● **WORK INSTRUCTIONS**: Retype every one of the following entries line for line, omitting the pictures.

START

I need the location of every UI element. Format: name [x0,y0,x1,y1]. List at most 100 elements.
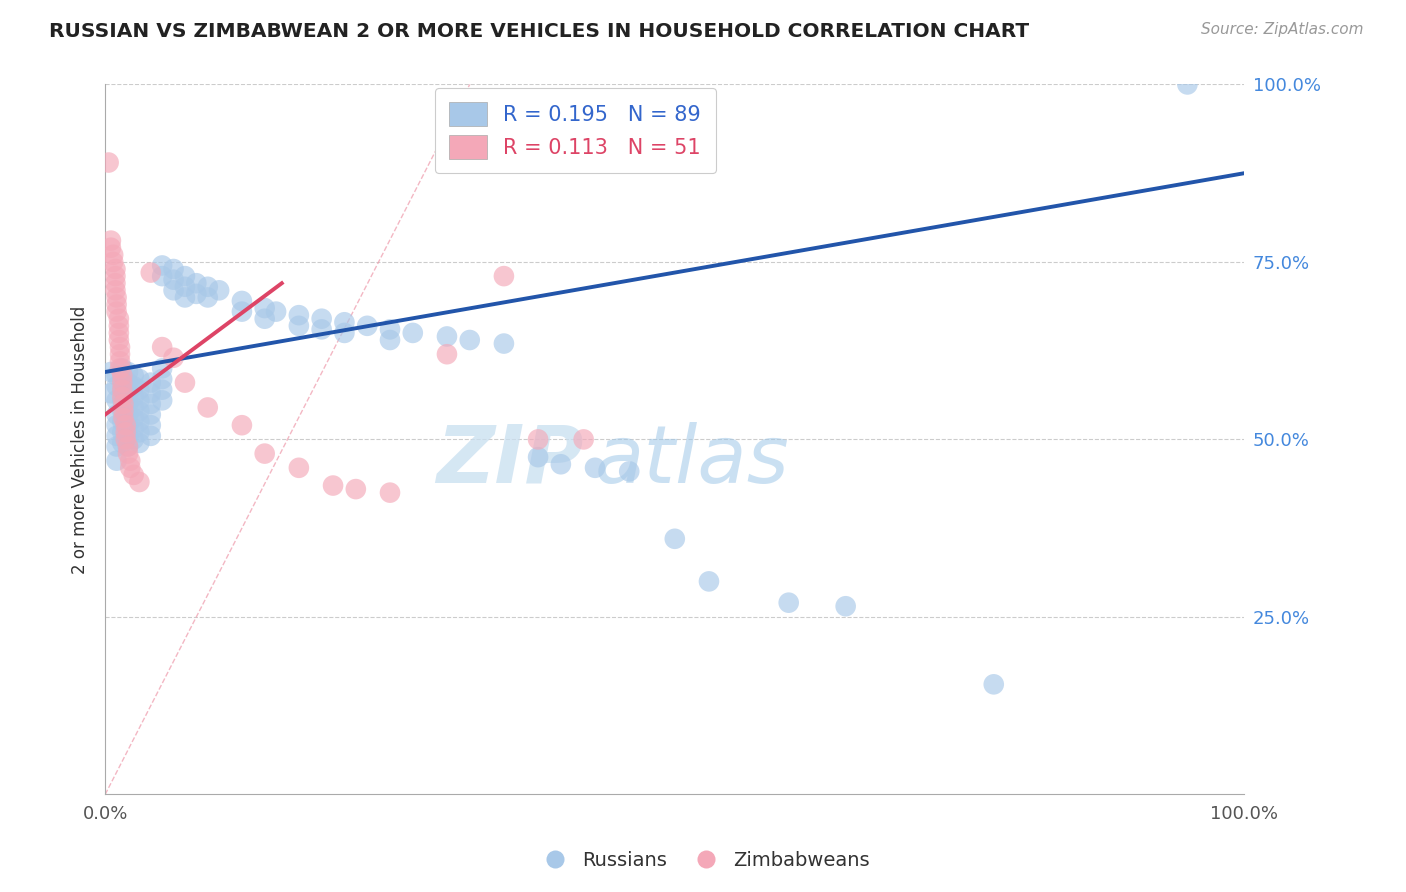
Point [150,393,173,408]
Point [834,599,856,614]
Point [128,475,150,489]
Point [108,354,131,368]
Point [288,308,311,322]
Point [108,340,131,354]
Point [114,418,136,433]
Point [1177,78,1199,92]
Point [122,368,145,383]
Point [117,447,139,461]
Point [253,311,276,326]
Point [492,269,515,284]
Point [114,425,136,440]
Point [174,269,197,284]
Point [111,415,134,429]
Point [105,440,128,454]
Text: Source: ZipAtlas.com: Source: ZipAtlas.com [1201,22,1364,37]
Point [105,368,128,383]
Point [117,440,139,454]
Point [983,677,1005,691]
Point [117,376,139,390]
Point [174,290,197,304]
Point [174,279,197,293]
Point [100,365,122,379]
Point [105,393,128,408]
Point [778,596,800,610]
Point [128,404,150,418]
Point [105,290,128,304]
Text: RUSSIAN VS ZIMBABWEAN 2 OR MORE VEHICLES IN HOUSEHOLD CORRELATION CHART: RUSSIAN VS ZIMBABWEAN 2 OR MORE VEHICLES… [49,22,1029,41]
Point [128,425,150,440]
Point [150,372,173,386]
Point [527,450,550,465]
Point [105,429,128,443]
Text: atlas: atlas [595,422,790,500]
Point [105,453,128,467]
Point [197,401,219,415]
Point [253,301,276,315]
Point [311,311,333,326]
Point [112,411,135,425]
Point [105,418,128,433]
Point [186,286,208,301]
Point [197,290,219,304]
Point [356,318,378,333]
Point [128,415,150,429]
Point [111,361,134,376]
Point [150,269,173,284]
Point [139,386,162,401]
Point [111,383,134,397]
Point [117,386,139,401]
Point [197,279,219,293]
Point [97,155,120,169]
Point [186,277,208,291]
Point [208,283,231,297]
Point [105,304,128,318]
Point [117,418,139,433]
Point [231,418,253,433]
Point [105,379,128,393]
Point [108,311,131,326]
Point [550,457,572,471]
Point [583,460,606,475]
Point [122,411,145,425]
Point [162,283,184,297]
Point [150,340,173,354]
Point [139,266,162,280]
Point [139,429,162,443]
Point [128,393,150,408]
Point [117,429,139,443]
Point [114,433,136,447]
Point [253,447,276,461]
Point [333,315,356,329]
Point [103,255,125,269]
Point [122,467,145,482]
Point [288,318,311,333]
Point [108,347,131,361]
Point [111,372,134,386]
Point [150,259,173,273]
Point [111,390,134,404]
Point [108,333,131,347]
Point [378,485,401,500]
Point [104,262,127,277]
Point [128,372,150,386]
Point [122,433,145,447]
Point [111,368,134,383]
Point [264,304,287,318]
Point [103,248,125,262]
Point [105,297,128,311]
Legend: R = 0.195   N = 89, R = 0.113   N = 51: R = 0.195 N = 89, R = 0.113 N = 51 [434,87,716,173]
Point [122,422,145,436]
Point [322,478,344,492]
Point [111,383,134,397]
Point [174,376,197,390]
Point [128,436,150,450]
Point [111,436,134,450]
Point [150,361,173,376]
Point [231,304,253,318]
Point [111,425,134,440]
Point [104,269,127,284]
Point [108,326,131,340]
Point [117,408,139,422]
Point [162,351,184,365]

END

● **TASK ANSWER**:
I need the location of every UI element. Format: name [x0,y0,x1,y1]. List at most 100 elements.
Point [150,393,173,408]
Point [834,599,856,614]
Point [128,475,150,489]
Point [108,354,131,368]
Point [288,308,311,322]
Point [108,340,131,354]
Point [114,418,136,433]
Point [1177,78,1199,92]
Point [122,368,145,383]
Point [117,447,139,461]
Point [253,311,276,326]
Point [492,269,515,284]
Point [114,425,136,440]
Point [174,269,197,284]
Point [111,415,134,429]
Point [105,440,128,454]
Text: Source: ZipAtlas.com: Source: ZipAtlas.com [1201,22,1364,37]
Point [105,368,128,383]
Point [117,440,139,454]
Point [983,677,1005,691]
Point [117,376,139,390]
Point [174,290,197,304]
Point [174,279,197,293]
Point [100,365,122,379]
Point [105,393,128,408]
Point [778,596,800,610]
Point [128,404,150,418]
Point [105,290,128,304]
Text: RUSSIAN VS ZIMBABWEAN 2 OR MORE VEHICLES IN HOUSEHOLD CORRELATION CHART: RUSSIAN VS ZIMBABWEAN 2 OR MORE VEHICLES… [49,22,1029,41]
Point [128,425,150,440]
Point [150,372,173,386]
Point [527,450,550,465]
Point [105,429,128,443]
Text: atlas: atlas [595,422,790,500]
Point [105,453,128,467]
Point [197,401,219,415]
Point [253,301,276,315]
Point [311,311,333,326]
Point [112,411,135,425]
Point [105,418,128,433]
Point [186,286,208,301]
Point [197,290,219,304]
Point [356,318,378,333]
Point [128,415,150,429]
Point [111,361,134,376]
Point [150,269,173,284]
Point [139,386,162,401]
Point [111,383,134,397]
Point [117,386,139,401]
Point [197,279,219,293]
Point [97,155,120,169]
Point [186,277,208,291]
Point [208,283,231,297]
Point [105,304,128,318]
Point [117,418,139,433]
Point [231,418,253,433]
Point [105,379,128,393]
Point [108,311,131,326]
Point [550,457,572,471]
Point [583,460,606,475]
Point [122,411,145,425]
Point [162,283,184,297]
Point [150,340,173,354]
Point [139,266,162,280]
Point [139,429,162,443]
Point [128,393,150,408]
Point [117,429,139,443]
Point [114,433,136,447]
Point [253,447,276,461]
Point [333,315,356,329]
Point [103,255,125,269]
Point [122,467,145,482]
Point [288,318,311,333]
Point [108,347,131,361]
Point [111,372,134,386]
Point [150,259,173,273]
Point [111,390,134,404]
Point [108,333,131,347]
Point [378,485,401,500]
Point [104,262,127,277]
Point [128,372,150,386]
Point [122,433,145,447]
Point [111,368,134,383]
Point [264,304,287,318]
Point [103,248,125,262]
Point [105,297,128,311]
Legend: R = 0.195   N = 89, R = 0.113   N = 51: R = 0.195 N = 89, R = 0.113 N = 51 [434,87,716,173]
Point [122,422,145,436]
Point [322,478,344,492]
Point [111,383,134,397]
Point [174,376,197,390]
Point [128,436,150,450]
Point [111,436,134,450]
Point [150,361,173,376]
Point [231,304,253,318]
Point [111,425,134,440]
Point [104,269,127,284]
Point [108,326,131,340]
Point [117,408,139,422]
Point [162,351,184,365]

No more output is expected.